-- Start --
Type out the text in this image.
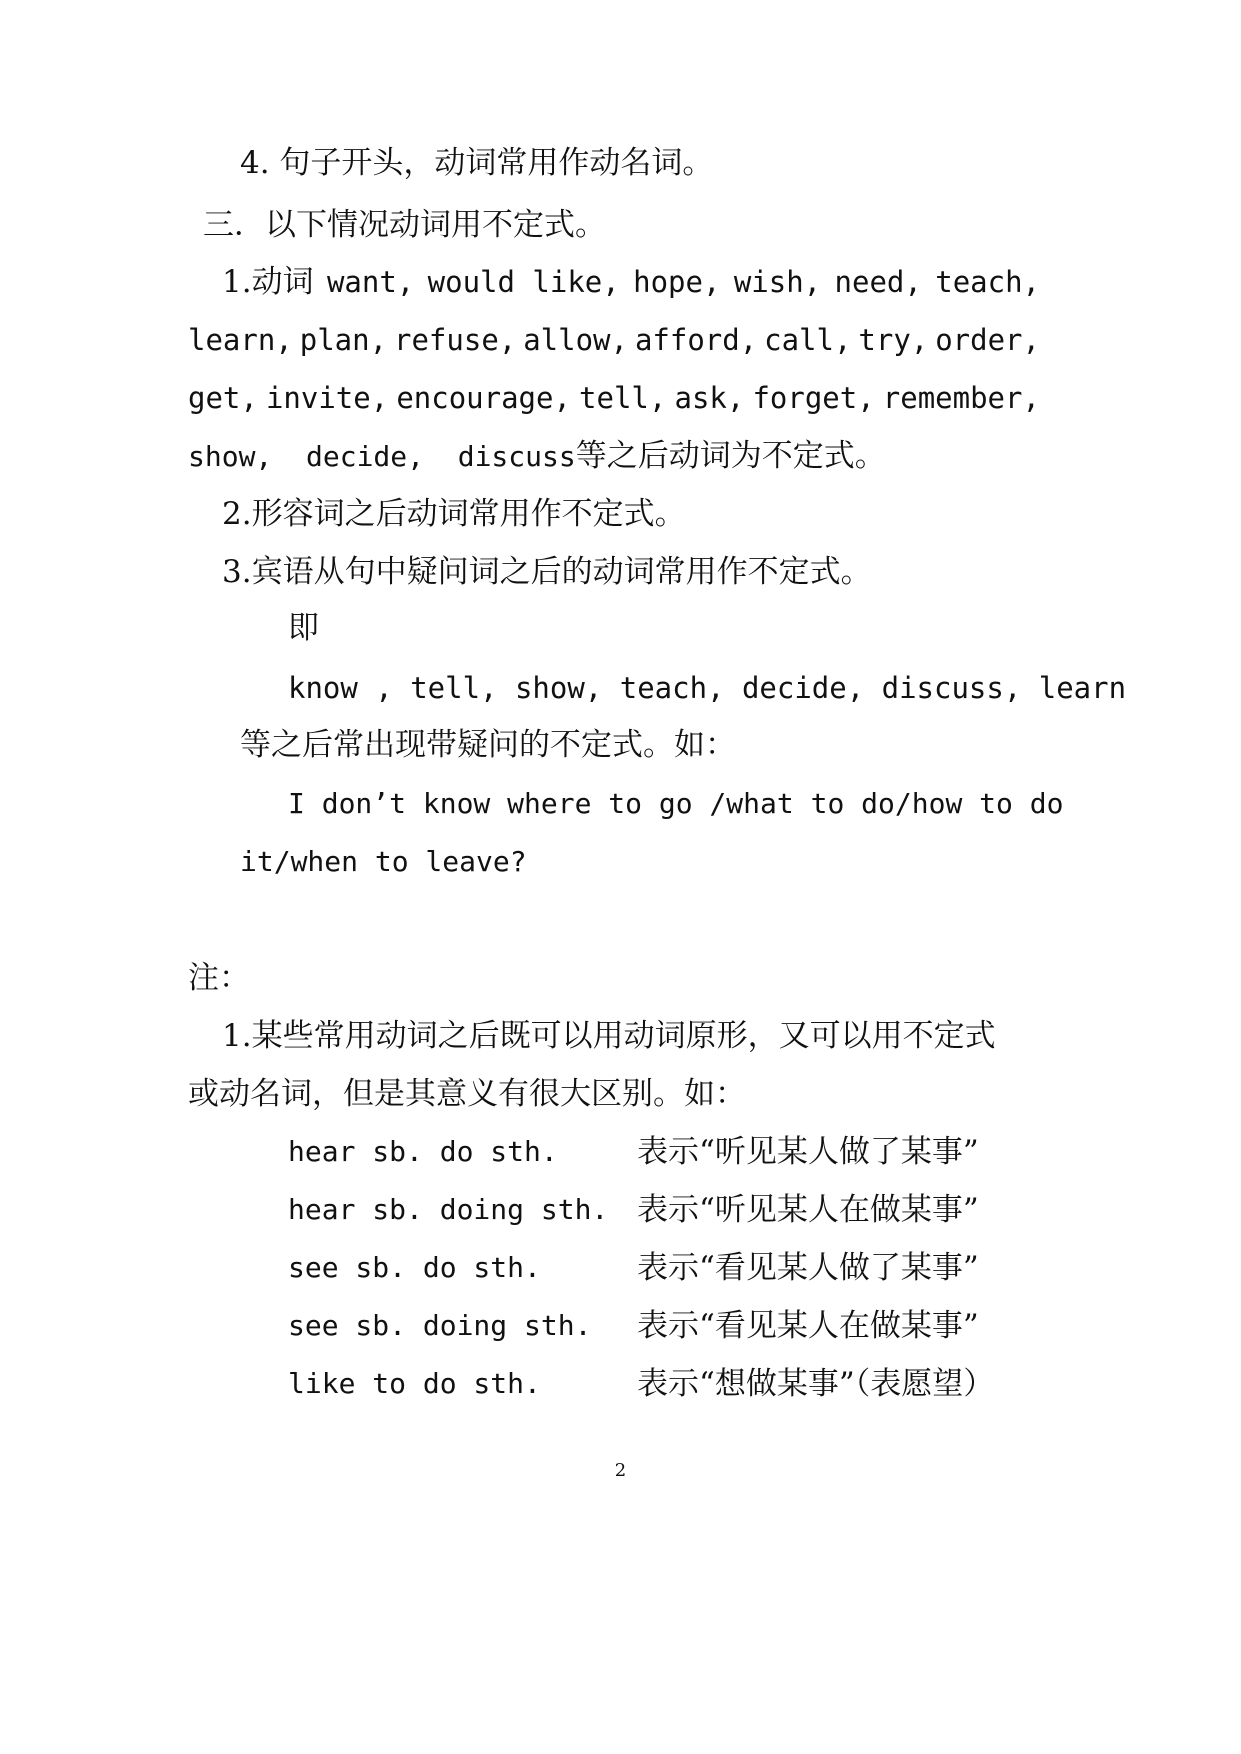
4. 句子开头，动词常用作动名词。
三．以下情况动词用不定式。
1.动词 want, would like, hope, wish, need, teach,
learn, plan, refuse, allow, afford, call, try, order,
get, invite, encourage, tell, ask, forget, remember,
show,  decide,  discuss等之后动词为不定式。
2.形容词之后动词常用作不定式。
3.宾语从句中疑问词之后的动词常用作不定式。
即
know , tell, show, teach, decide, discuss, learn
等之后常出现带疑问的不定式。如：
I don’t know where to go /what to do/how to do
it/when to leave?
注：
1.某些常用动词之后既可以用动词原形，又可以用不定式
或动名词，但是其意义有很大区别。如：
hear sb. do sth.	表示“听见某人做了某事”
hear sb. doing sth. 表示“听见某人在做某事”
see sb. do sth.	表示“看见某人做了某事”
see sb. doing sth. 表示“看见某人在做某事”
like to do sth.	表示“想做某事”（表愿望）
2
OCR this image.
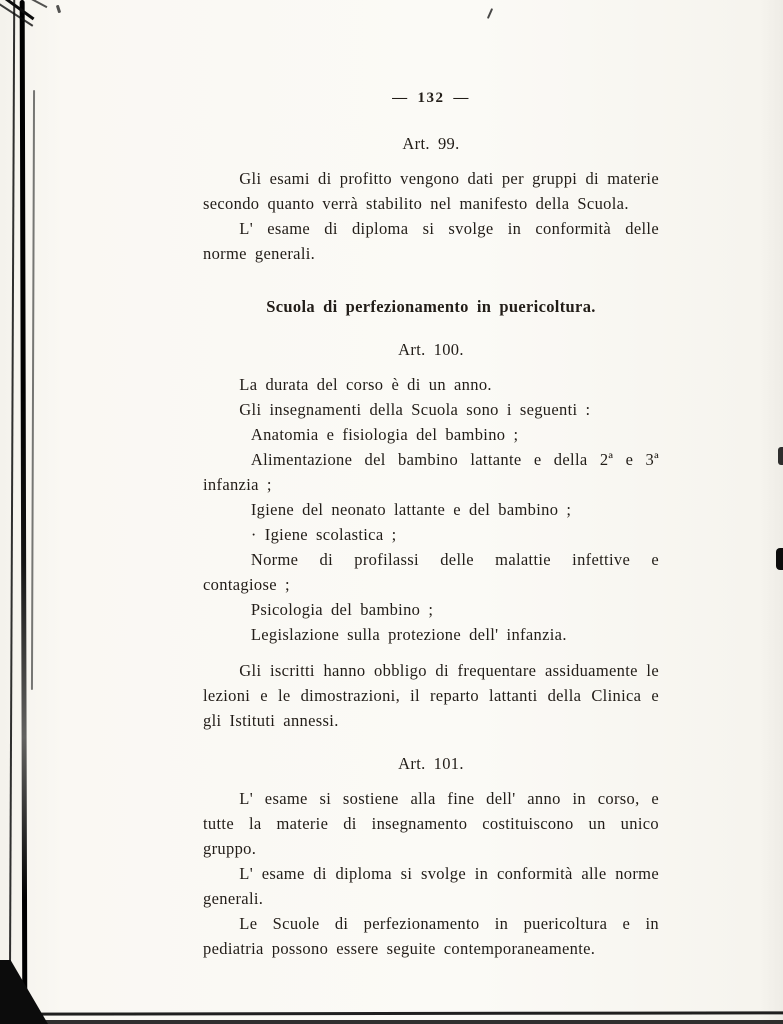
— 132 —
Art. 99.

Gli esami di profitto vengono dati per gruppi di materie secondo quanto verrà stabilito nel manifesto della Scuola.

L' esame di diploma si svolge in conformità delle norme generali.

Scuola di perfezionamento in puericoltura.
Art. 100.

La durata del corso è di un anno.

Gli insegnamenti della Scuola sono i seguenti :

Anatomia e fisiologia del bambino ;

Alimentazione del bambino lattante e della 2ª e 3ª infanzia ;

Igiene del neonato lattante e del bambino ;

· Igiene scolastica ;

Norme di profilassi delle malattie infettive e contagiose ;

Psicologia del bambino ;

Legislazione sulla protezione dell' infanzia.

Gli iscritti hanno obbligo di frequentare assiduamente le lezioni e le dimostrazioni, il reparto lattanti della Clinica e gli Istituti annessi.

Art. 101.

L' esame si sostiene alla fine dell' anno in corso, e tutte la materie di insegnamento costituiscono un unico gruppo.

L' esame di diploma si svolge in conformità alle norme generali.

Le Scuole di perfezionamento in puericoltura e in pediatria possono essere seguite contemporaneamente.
-- End --
### Given task
Which lines hold the string "conformità"? Copy all of them from the data above.

### Task answer
L' esame di diploma si svolge in conformità delle norme generali.
L' esame di diploma si svolge in conformità alle norme generali.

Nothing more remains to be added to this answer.